→ Written request: The entries below are to be repeated exactly as they stand.

→ Extracted data entries:
####
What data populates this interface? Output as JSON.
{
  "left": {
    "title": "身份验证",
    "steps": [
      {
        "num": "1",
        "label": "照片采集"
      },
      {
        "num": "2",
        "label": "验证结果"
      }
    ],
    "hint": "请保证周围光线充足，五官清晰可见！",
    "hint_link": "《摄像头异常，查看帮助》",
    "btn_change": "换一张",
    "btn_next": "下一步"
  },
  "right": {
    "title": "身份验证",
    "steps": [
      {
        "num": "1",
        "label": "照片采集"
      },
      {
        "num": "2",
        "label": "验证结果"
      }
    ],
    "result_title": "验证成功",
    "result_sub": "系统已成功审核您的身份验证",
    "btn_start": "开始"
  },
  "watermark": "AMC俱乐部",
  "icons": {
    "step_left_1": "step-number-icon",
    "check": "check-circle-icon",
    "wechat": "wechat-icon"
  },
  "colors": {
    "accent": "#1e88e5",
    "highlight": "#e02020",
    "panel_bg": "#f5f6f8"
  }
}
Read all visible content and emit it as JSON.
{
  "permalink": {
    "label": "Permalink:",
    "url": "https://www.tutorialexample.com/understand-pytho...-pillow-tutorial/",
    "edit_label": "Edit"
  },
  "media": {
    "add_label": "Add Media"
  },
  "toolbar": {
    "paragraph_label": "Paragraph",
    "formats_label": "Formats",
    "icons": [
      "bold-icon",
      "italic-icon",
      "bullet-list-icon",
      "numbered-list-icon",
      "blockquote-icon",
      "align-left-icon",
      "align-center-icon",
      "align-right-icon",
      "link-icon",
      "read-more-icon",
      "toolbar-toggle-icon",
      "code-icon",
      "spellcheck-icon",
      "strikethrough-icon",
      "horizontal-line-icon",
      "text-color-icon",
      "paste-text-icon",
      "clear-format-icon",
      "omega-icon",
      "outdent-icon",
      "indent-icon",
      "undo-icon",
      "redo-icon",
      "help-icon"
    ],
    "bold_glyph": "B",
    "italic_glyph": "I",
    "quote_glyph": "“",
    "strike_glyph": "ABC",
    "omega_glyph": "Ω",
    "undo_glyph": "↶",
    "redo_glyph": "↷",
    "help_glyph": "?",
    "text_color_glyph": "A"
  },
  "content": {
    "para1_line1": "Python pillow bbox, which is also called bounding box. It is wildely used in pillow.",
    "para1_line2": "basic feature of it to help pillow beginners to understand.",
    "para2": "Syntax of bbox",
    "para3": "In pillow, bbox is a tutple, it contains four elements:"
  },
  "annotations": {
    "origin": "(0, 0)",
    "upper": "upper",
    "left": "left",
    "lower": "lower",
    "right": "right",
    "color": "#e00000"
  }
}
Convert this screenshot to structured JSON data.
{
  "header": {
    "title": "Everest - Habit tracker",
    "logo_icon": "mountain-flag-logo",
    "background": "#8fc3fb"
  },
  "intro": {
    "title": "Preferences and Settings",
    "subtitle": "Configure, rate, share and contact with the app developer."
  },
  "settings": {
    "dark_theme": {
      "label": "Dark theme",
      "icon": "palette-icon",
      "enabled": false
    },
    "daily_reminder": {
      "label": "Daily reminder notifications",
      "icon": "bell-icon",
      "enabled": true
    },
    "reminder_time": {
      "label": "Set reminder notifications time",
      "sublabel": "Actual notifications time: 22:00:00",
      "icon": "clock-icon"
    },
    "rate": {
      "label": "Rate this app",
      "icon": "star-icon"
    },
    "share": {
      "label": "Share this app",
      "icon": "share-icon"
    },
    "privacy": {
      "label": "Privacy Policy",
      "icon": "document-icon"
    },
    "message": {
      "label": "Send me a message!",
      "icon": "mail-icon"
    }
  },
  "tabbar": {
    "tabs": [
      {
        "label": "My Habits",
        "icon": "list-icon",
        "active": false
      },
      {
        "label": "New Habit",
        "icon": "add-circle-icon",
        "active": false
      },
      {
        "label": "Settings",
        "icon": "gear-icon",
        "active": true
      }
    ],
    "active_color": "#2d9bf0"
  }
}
####
→ Answer to the task:
What data populates this interface? Output as JSON.
{
  "left": {
    "title": "身份验证",
    "steps": [
      {
        "num": "1",
        "label": "照片采集"
      },
      {
        "num": "2",
        "label": "验证结果"
      }
    ],
    "hint": "请保证周围光线充足，五官清晰可见！",
    "hint_link": "《摄像头异常，查看帮助》",
    "btn_change": "换一张",
    "btn_next": "下一步"
  },
  "right": {
    "title": "身份验证",
    "steps": [
      {
        "num": "1",
        "label": "照片采集"
      },
      {
        "num": "2",
        "label": "验证结果"
      }
    ],
    "result_title": "验证成功",
    "result_sub": "系统已成功审核您的身份验证",
    "btn_start": "开始"
  },
  "watermark": "AMC俱乐部",
  "icons": {
    "step_left_1": "step-number-icon",
    "check": "check-circle-icon",
    "wechat": "wechat-icon"
  },
  "colors": {
    "accent": "#1e88e5",
    "highlight": "#e02020",
    "panel_bg": "#f5f6f8"
  }
}
Read all visible content and emit it as JSON.
{
  "permalink": {
    "label": "Permalink:",
    "url": "https://www.tutorialexample.com/understand-pytho...-pillow-tutorial/",
    "edit_label": "Edit"
  },
  "media": {
    "add_label": "Add Media"
  },
  "toolbar": {
    "paragraph_label": "Paragraph",
    "formats_label": "Formats",
    "icons": [
      "bold-icon",
      "italic-icon",
      "bullet-list-icon",
      "numbered-list-icon",
      "blockquote-icon",
      "align-left-icon",
      "align-center-icon",
      "align-right-icon",
      "link-icon",
      "read-more-icon",
      "toolbar-toggle-icon",
      "code-icon",
      "spellcheck-icon",
      "strikethrough-icon",
      "horizontal-line-icon",
      "text-color-icon",
      "paste-text-icon",
      "clear-format-icon",
      "omega-icon",
      "outdent-icon",
      "indent-icon",
      "undo-icon",
      "redo-icon",
      "help-icon"
    ],
    "bold_glyph": "B",
    "italic_glyph": "I",
    "quote_glyph": "“",
    "strike_glyph": "ABC",
    "omega_glyph": "Ω",
    "undo_glyph": "↶",
    "redo_glyph": "↷",
    "help_glyph": "?",
    "text_color_glyph": "A"
  },
  "content": {
    "para1_line1": "Python pillow bbox, which is also called bounding box. It is wildely used in pillow.",
    "para1_line2": "basic feature of it to help pillow beginners to understand.",
    "para2": "Syntax of bbox",
    "para3": "In pillow, bbox is a tutple, it contains four elements:"
  },
  "annotations": {
    "origin": "(0, 0)",
    "upper": "upper",
    "left": "left",
    "lower": "lower",
    "right": "right",
    "color": "#e00000"
  }
}
Convert this screenshot to structured JSON data.
{
  "header": {
    "title": "Everest - Habit tracker",
    "logo_icon": "mountain-flag-logo",
    "background": "#8fc3fb"
  },
  "intro": {
    "title": "Preferences and Settings",
    "subtitle": "Configure, rate, share and contact with the app developer."
  },
  "settings": {
    "dark_theme": {
      "label": "Dark theme",
      "icon": "palette-icon",
      "enabled": false
    },
    "daily_reminder": {
      "label": "Daily reminder notifications",
      "icon": "bell-icon",
      "enabled": true
    },
    "reminder_time": {
      "label": "Set reminder notifications time",
      "sublabel": "Actual notifications time: 22:00:00",
      "icon": "clock-icon"
    },
    "rate": {
      "label": "Rate this app",
      "icon": "star-icon"
    },
    "share": {
      "label": "Share this app",
      "icon": "share-icon"
    },
    "privacy": {
      "label": "Privacy Policy",
      "icon": "document-icon"
    },
    "message": {
      "label": "Send me a message!",
      "icon": "mail-icon"
    }
  },
  "tabbar": {
    "tabs": [
      {
        "label": "My Habits",
        "icon": "list-icon",
        "active": false
      },
      {
        "label": "New Habit",
        "icon": "add-circle-icon",
        "active": false
      },
      {
        "label": "Settings",
        "icon": "gear-icon",
        "active": true
      }
    ],
    "active_color": "#2d9bf0"
  }
}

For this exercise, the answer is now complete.